In the material below, list every line carrying the string "choses".

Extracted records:
>>>>
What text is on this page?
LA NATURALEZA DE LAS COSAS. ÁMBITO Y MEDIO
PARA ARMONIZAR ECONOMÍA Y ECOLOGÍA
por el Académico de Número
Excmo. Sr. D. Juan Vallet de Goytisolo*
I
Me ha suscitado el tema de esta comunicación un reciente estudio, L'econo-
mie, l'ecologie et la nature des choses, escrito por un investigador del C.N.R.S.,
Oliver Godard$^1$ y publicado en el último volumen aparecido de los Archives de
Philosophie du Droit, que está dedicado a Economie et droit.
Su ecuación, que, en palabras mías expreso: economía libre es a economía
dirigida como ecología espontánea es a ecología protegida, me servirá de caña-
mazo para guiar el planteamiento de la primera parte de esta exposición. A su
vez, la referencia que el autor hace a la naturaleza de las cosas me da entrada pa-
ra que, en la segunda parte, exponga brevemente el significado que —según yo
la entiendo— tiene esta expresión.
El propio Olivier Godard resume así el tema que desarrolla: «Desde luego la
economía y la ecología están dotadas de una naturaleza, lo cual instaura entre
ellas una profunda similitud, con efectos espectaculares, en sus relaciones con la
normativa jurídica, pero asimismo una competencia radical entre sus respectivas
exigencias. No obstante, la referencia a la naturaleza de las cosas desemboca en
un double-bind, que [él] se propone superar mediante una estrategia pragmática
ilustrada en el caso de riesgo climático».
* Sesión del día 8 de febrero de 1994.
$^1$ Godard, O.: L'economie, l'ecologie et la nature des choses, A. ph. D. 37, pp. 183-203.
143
<<<<
SOLUTION FOR THIS PROBLEM →
mie, l'ecologie et la nature des choses, escrito por un investigador del C.N.R.S.,
$^1$ Godard, O.: L'economie, l'ecologie et la nature des choses, A. ph. D. 37, pp. 183-203.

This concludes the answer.